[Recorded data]
►
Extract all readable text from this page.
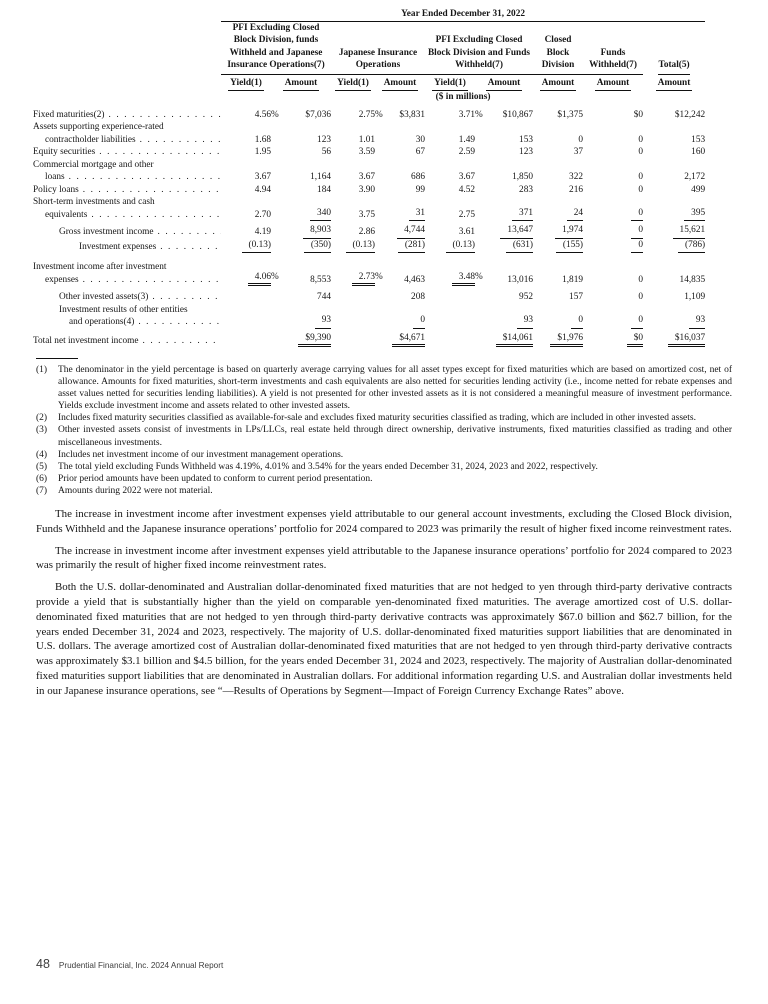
	Year Ended December 31, 2022								
	PFI Excluding Closed Block Division, funds Withheld and Japanese Insurance Operations(7)		Japanese Insurance Operations		PFI Excluding Closed Block Division and Funds Withheld(7)		Closed Block Division	Funds Withheld(7)	Total(5)
	Yield(1)	Amount	Yield(1)	Amount	Yield(1)	Amount	Amount	Amount	Amount
	($ in millions)								

Fixed maturities(2)
. . .	4.56%	$7,036	2.75%	$3,831	3.71%	$10,867	$1,375	$0	$12,242

Assets supporting experience-rated
contractholder liabilities
. . .	1.68	123	1.01	30	1.49	153	0	0	153

Equity securities
. . .	1.95	56	3.59	67	2.59	123	37	0	160

Commercial mortgage and other
loans
. . .	3.67	1,164	3.67	686	3.67	1,850	322	0	2,172

Policy loans
. . .	4.94	184	3.90	99	4.52	283	216	0	499

Short-term investments and cash
equivalents
. . .	2.70	340	3.75	31	2.75	371	24	0	395

Gross investment income
. . .	4.19	8,903	2.86	4,744	3.61	13,647	1,974	0	15,621

Investment expenses
. . .	(0.13)	(350)	(0.13)	(281)	(0.13)	(631)	(155)	0	(786)

Investment income after investment
expenses
. . .	4.06%	8,553	2.73%	4,463	3.48%	13,016	1,819	0	14,835

Other invested assets(3)
. . .		744		208		952	157	0	1,109

Investment results of other entities
and operations(4)
. . .		93		0		93	0	0	93

Total net investment income
. . .		$9,390		$4,671		$14,061	$1,976	$0	$16,037
(1) The denominator in the yield percentage is based on quarterly average carrying values for all asset types except for fixed maturities which are based on amortized cost, net of allowance. Amounts for fixed maturities, short-term investments and cash equivalents are also netted for securities lending activity (i.e., income netted for rebate expenses and asset values netted for securities lending liabilities). A yield is not presented for other invested assets as it is not considered a meaningful measure of investment performance. Yields exclude investment income and assets related to other invested assets.
(2) Includes fixed maturity securities classified as available-for-sale and excludes fixed maturity securities classified as trading, which are included in other invested assets.
(3) Other invested assets consist of investments in LPs/LLCs, real estate held through direct ownership, derivative instruments, fixed maturities classified as trading and other miscellaneous investments.
(4) Includes net investment income of our investment management operations.
(5) The total yield excluding Funds Withheld was 4.19%, 4.01% and 3.54% for the years ended December 31, 2024, 2023 and 2022, respectively.
(6) Prior period amounts have been updated to conform to current period presentation.
(7) Amounts during 2022 were not material.

The increase in investment income after investment expenses yield attributable to our general account investments, excluding the Closed Block division, Funds Withheld and the Japanese insurance operations’ portfolio for 2024 compared to 2023 was primarily the result of higher fixed income reinvestment rates.

The increase in investment income after investment expenses yield attributable to the Japanese insurance operations’ portfolio for 2024 compared to 2023 was primarily the result of higher fixed income reinvestment rates.

Both the U.S. dollar-denominated and Australian dollar-denominated fixed maturities that are not hedged to yen through third-party derivative contracts provide a yield that is substantially higher than the yield on comparable yen-denominated fixed maturities. The average amortized cost of U.S. dollar-denominated fixed maturities that are not hedged to yen through third-party derivative contracts was approximately $67.0 billion and $62.7 billion, for the years ended December 31, 2024 and 2023, respectively. The majority of U.S. dollar-denominated fixed maturities support liabilities that are denominated in U.S. dollars. The average amortized cost of Australian dollar-denominated fixed maturities that are not hedged to yen through third-party derivative contracts was approximately $3.1 billion and $4.5 billion, for the years ended December 31, 2024 and 2023, respectively. The majority of Australian dollar-denominated fixed maturities support liabilities that are denominated in Australian dollars. For additional information regarding U.S. and Australian dollar investments held in our Japanese insurance operations, see “—Results of Operations by Segment—Impact of Foreign Currency Exchange Rates” above.

48 Prudential Financial, Inc. 2024 Annual Report
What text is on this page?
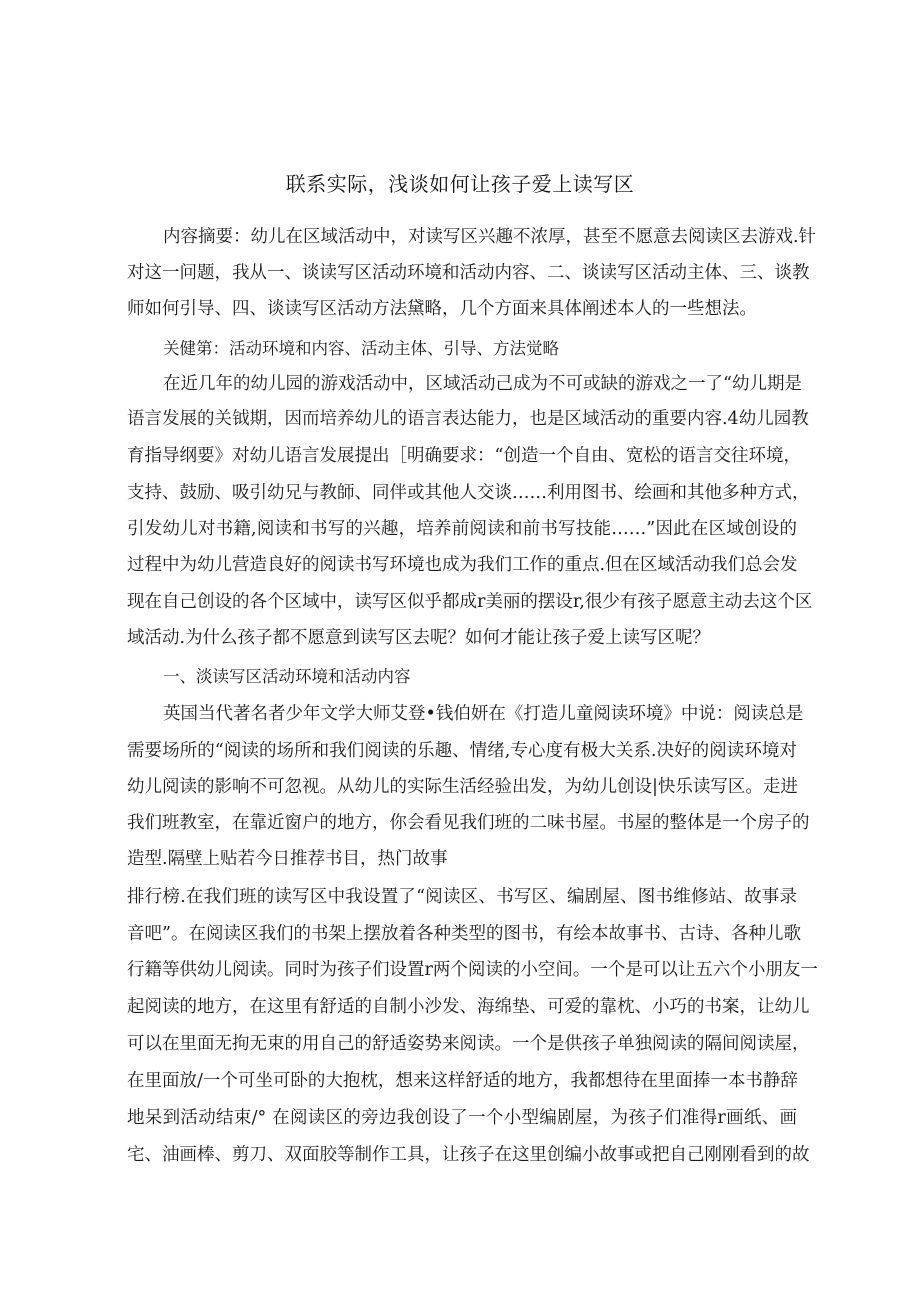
联系实际，浅谈如何让孩子爱上读写区
内容摘要：幼儿在区域活动中，对读写区兴趣不浓厚，甚至不愿意去阅读区去游戏.针
对这一问题，我从一、谈读写区活动环境和活动内容、二、谈读写区活动主体、三、谈教
师如何引导、四、谈读写区活动方法黛略，几个方面来具体阐述本人的一些想法。
关健第：活动环境和内容、活动主体、引导、方法觉略
在近几年的幼儿园的游戏活动中，区域活动己成为不可或缺的游戏之一了“幼儿期是
语言发展的关钺期，因而培养幼儿的语言表达能力，也是区域活动的重要内容.4幼儿园教
育指导纲要》对幼儿语言发展提出［明确要求：“创造一个自由、宽松的语言交往环境，
支持、鼓励、吸引幼兄与教師、同伴或其他人交谈……利用图书、绘画和其他多种方式，
引发幼儿对书籍,阅读和书写的兴趣，培养前阅读和前书写技能……”因此在区域创设的
过程中为幼儿营造良好的阅读书写环境也成为我们工作的重点.但在区域活动我们总会发
现在自己创设的各个区域中，读写区似乎都成r美丽的摆设r,很少有孩子愿意主动去这个区
域活动.为什么孩子都不愿意到读写区去呢？如何才能让孩子爱上读写区呢？
一、淡读写区活动环境和活动内容
英国当代著名者少年文学大师艾登•钱伯妍在《打造儿童阅读环境》中说：阅读总是
需要场所的“阅读的场所和我们阅读的乐趣、情绪,专心度有极大关系.决好的阅读环境对
幼儿阅读的影响不可忽视。从幼儿的实际生活经验出发，为幼儿创设|快乐读写区。走进
我们班教室，在靠近窗户的地方，你会看见我们班的二味书屋。书屋的整体是一个房子的
造型.隔壁上贴若今日推荐书目，热门故事
排行榜.在我们班的读写区中我设置了“阅读区、书写区、编剧屋、图书维修站、故事录
音吧”。在阅读区我们的书架上摆放着各种类型的图书，有绘本故事书、古诗、各种儿歌
行籍等供幼儿阅读。同时为孩子们设置r两个阅读的小空间。一个是可以让五六个小朋友一
起阅读的地方，在这里有舒适的自制小沙发、海绵垫、可爱的靠枕、小巧的书案，让幼儿
可以在里面无拘无束的用自己的舒适姿势来阅读。一个是供孩子单独阅读的隔间阅读屋，
在里面放/一个可坐可卧的大抱枕，想来这样舒适的地方，我都想待在里面捧一本书静辞
地呆到活动结束/° 在阅读区的旁边我创设了一个小型编剧屋，为孩子们准得r画纸、画
宅、油画棒、剪刀、双面胶等制作工具，让孩子在这里创编小故事或把自己刚刚看到的故
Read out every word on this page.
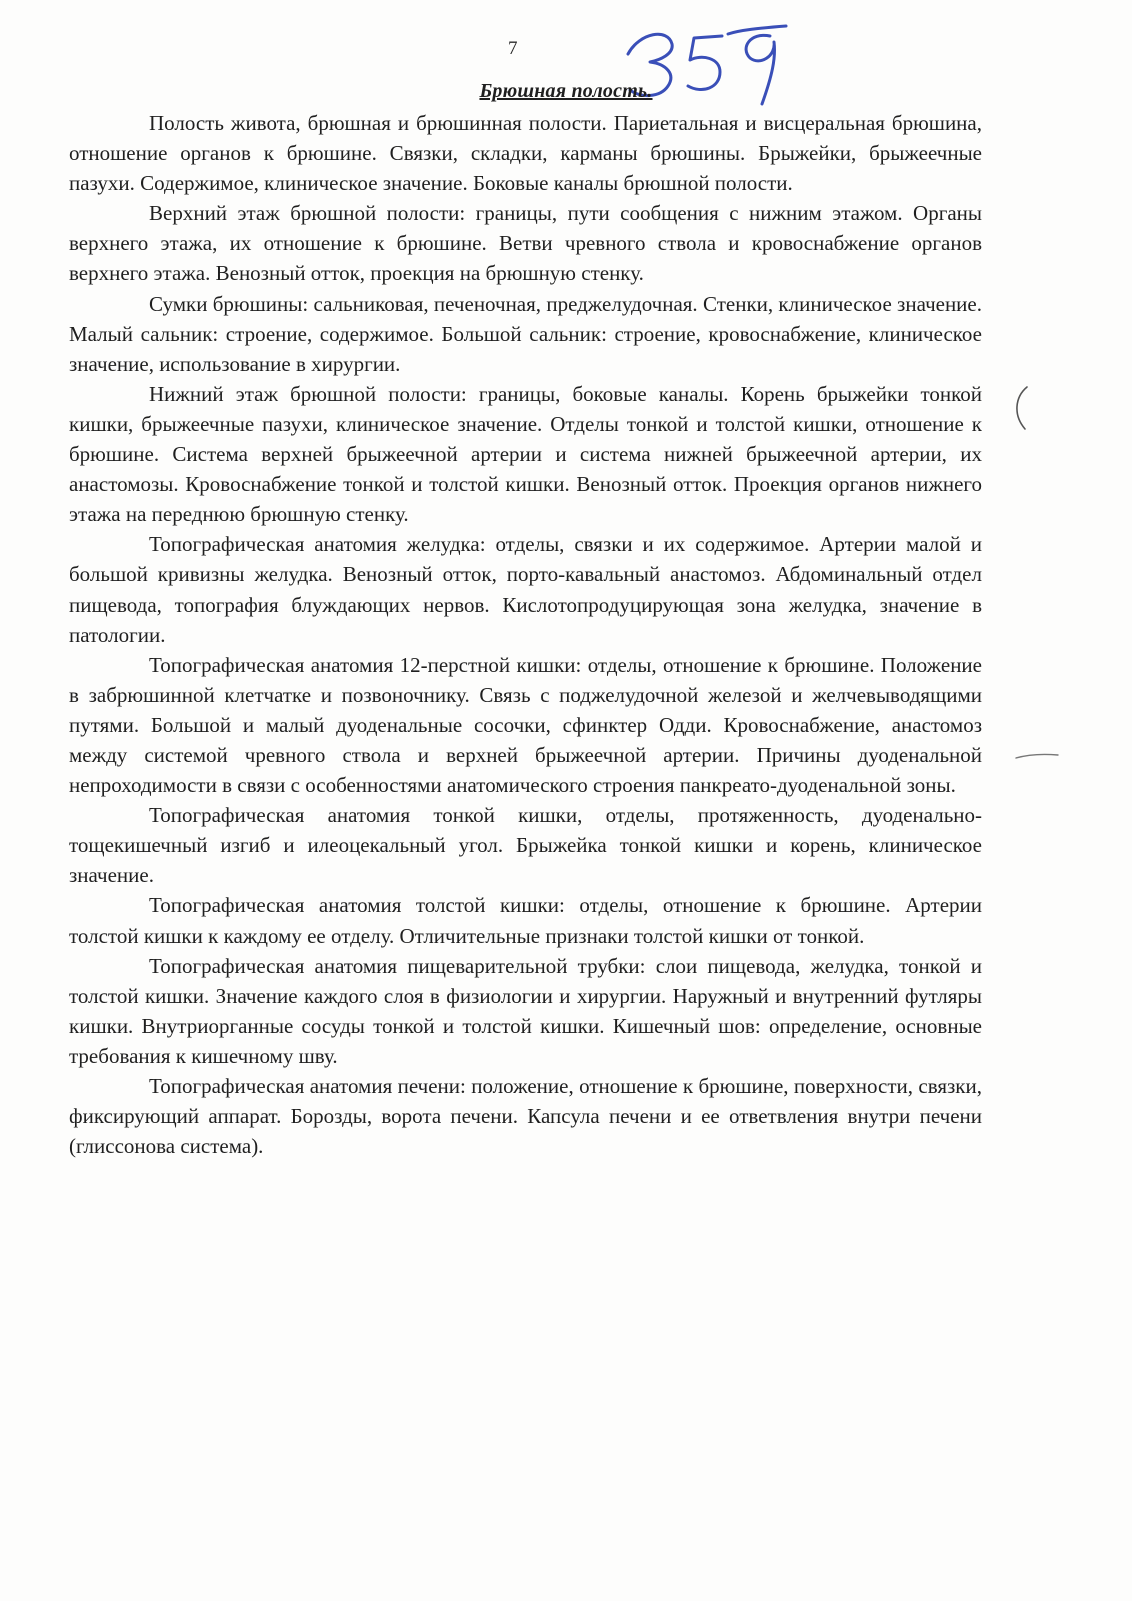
7
Брюшная полость.

Полость живота, брюшная и брюшинная полости. Париетальная и висцеральная брюшина, отношение органов к брюшине. Связки, складки, карманы брюшины. Брыжейки, брыжеечные пазухи. Содержимое, клиническое значение. Боковые каналы брюшной полости.

Верхний этаж брюшной полости: границы, пути сообщения с нижним этажом. Органы верхнего этажа, их отношение к брюшине. Ветви чревного ствола и кровоснабжение органов верхнего этажа. Венозный отток, проекция на брюшную стенку.

Сумки брюшины: сальниковая, печеночная, преджелудочная. Стенки, клиническое значение. Малый сальник: строение, содержимое. Большой сальник: строение, кровоснабжение, клиническое значение, использование в хирургии.

Нижний этаж брюшной полости: границы, боковые каналы. Корень брыжейки тонкой кишки, брыжеечные пазухи, клиническое значение. Отделы тонкой и толстой кишки, отношение к брюшине. Система верхней брыжеечной артерии и система нижней брыжеечной артерии, их анастомозы. Кровоснабжение тонкой и толстой кишки. Венозный отток. Проекция органов нижнего этажа на переднюю брюшную стенку.

Топографическая анатомия желудка: отделы, связки и их содержимое. Артерии малой и большой кривизны желудка. Венозный отток, порто-кавальный анастомоз. Абдоминальный отдел пищевода, топография блуждающих нервов. Кислотопродуцирующая зона желудка, значение в патологии.

Топографическая анатомия 12-перстной кишки: отделы, отношение к брюшине. Положение в забрюшинной клетчатке и позвоночнику. Связь с поджелудочной железой и желчевыводящими путями. Большой и малый дуоденальные сосочки, сфинктер Одди. Кровоснабжение, анастомоз между системой чревного ствола и верхней брыжеечной артерии. Причины дуоденальной непроходимости в связи с особенностями анатомического строения панкреато-дуоденальной зоны.

Топографическая анатомия тонкой кишки, отделы, протяженность, дуоденально-тощекишечный изгиб и илеоцекальный угол. Брыжейка тонкой кишки и корень, клиническое значение.

Топографическая анатомия толстой кишки: отделы, отношение к брюшине. Артерии толстой кишки к каждому ее отделу. Отличительные признаки толстой кишки от тонкой.

Топографическая анатомия пищеварительной трубки: слои пищевода, желудка, тонкой и толстой кишки. Значение каждого слоя в физиологии и хирургии. Наружный и внутренний футляры кишки. Внутриорганные сосуды тонкой и толстой кишки. Кишечный шов: определение, основные требования к кишечному шву.

Топографическая анатомия печени: положение, отношение к брюшине, поверхности, связки, фиксирующий аппарат. Борозды, ворота печени. Капсула печени и ее ответвления внутри печени (глиссонова система).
◄
In the material above, tally every line with the string "classified" in it, then give that number alone.

### Expected answer
2